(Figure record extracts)
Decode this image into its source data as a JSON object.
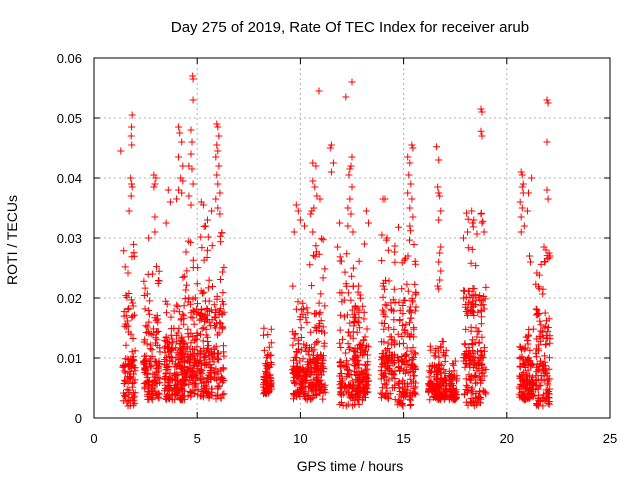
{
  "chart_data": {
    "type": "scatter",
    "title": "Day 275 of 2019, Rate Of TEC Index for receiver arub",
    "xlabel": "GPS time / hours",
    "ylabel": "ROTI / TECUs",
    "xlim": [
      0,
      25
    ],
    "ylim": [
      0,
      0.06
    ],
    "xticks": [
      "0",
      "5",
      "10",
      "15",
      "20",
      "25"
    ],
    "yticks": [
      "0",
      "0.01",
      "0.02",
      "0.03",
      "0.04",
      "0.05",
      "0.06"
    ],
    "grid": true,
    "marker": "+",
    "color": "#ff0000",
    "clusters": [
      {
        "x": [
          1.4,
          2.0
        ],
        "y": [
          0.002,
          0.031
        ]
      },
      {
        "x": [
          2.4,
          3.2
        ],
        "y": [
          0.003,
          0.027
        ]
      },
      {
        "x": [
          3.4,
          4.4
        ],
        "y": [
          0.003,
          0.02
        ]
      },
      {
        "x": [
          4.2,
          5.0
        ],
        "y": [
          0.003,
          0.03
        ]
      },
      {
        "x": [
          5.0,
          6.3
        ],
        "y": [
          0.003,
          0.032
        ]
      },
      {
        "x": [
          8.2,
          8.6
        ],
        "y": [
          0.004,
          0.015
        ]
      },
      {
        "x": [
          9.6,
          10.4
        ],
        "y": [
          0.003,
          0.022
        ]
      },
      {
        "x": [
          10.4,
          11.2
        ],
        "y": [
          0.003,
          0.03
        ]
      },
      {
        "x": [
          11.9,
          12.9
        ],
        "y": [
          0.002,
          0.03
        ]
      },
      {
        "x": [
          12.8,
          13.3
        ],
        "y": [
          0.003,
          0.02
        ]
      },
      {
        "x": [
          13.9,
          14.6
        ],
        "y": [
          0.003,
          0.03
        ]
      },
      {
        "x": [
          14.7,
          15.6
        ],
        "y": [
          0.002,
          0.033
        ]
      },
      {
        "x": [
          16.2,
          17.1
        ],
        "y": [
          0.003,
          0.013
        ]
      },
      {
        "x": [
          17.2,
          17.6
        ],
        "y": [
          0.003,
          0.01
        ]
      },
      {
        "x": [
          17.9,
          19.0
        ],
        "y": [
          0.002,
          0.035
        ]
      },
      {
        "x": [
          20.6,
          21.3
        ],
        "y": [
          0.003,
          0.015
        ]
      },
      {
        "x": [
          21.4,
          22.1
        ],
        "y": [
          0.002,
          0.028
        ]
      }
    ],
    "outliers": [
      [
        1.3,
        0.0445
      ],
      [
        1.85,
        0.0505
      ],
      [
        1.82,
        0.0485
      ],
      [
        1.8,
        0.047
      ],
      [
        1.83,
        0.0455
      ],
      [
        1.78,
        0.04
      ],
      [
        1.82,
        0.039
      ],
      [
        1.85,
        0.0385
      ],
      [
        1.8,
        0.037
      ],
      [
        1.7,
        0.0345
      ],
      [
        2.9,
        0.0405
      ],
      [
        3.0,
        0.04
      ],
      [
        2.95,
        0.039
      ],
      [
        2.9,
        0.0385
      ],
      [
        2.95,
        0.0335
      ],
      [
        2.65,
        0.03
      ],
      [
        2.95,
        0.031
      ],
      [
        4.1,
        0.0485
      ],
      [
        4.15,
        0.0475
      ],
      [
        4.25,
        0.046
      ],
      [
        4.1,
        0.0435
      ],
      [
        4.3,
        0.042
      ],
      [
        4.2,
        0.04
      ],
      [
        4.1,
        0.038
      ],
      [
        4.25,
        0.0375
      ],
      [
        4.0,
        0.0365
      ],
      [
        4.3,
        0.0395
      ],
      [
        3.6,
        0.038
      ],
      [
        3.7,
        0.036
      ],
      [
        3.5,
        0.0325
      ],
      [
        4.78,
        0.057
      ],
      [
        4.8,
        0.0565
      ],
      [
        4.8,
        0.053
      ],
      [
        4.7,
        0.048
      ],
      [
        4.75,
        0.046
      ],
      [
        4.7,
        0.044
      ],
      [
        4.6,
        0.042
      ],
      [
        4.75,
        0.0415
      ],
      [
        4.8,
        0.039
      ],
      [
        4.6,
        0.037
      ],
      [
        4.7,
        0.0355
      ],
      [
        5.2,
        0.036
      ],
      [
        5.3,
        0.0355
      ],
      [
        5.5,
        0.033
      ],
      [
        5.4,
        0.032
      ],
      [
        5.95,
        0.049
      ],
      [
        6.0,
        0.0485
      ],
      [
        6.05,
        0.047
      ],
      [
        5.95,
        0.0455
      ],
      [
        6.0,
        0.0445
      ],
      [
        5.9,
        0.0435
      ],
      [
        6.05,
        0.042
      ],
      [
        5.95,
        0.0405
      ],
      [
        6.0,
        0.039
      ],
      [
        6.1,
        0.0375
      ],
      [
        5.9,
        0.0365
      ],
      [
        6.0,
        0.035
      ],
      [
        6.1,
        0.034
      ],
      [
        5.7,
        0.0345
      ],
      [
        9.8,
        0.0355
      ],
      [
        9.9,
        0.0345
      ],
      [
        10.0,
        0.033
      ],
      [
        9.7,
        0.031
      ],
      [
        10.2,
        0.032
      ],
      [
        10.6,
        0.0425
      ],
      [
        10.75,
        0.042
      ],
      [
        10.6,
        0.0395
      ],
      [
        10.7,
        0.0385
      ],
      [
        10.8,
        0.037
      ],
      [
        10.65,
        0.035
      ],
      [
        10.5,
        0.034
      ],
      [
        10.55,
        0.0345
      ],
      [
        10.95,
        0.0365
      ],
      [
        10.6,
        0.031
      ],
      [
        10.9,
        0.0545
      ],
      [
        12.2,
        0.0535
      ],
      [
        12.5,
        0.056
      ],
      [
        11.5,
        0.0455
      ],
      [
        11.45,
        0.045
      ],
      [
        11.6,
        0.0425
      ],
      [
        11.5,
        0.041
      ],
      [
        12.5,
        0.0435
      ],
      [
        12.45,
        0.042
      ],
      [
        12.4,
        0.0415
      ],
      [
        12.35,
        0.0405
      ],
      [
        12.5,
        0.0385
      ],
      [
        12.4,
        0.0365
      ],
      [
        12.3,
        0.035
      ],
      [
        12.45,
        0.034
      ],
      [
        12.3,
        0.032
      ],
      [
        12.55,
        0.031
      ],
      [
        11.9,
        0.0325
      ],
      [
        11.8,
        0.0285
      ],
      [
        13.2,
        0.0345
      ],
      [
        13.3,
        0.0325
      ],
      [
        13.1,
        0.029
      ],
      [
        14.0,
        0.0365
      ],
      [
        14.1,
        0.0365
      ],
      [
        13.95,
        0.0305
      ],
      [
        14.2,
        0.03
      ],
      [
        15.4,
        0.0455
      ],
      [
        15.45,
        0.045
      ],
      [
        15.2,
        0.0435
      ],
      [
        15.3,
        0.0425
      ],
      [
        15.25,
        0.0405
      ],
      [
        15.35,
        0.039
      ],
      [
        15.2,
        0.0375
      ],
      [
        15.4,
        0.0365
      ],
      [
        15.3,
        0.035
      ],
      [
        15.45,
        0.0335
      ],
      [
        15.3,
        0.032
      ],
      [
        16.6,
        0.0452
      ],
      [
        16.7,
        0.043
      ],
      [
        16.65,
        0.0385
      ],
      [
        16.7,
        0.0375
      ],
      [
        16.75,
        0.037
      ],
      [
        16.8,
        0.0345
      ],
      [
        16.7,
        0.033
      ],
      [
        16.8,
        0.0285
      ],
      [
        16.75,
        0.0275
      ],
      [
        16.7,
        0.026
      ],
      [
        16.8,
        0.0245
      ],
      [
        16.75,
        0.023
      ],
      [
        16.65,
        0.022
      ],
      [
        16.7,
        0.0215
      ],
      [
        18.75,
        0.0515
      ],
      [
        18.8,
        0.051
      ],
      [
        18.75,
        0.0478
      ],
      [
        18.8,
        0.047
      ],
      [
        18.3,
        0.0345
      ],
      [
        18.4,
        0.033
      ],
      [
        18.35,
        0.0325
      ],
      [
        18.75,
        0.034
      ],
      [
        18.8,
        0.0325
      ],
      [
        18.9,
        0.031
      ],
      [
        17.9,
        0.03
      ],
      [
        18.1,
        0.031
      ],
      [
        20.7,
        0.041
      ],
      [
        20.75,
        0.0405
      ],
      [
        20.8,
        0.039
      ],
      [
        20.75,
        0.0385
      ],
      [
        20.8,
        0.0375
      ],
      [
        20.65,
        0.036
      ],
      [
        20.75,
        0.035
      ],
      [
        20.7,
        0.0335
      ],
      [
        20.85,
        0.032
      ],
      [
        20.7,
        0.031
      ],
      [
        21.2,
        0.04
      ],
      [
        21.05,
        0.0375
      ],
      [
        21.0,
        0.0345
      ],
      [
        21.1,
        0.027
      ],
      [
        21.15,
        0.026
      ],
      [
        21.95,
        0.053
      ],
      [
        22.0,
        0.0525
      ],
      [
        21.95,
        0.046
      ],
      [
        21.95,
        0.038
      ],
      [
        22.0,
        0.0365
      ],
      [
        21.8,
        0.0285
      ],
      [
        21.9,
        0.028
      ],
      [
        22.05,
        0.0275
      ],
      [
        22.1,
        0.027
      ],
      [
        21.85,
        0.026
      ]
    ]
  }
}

* * *

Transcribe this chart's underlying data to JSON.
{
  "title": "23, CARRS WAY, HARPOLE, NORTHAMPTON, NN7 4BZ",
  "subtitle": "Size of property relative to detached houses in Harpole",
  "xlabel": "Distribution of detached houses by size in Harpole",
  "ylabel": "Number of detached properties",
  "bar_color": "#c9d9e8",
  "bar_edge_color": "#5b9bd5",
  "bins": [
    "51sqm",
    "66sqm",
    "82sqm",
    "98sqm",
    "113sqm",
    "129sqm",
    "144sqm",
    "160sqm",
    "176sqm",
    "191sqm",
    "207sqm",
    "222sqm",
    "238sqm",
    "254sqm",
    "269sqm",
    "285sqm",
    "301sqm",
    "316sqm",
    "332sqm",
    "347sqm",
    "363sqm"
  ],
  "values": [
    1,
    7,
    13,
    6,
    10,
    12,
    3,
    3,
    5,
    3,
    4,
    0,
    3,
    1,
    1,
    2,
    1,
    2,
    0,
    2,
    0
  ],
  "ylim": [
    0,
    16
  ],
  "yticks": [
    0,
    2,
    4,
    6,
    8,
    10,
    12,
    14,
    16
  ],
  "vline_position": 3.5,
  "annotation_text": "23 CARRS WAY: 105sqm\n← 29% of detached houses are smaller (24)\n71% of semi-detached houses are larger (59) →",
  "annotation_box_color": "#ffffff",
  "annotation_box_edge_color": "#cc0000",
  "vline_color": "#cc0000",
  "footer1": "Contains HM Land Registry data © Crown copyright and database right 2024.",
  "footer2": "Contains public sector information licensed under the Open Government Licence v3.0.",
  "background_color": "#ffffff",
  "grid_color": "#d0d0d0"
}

--

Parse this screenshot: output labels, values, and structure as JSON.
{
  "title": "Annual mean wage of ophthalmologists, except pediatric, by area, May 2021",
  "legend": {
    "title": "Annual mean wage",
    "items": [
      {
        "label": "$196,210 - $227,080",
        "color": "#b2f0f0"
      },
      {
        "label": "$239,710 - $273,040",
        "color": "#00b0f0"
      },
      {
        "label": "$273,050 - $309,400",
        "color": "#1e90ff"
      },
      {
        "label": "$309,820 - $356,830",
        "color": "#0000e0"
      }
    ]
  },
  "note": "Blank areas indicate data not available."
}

◆ WHAT NEEDS TO BE DONE: Answer with one number only: how many lines above contain the word "ffffff".

◆ COMPLETED TASK: 2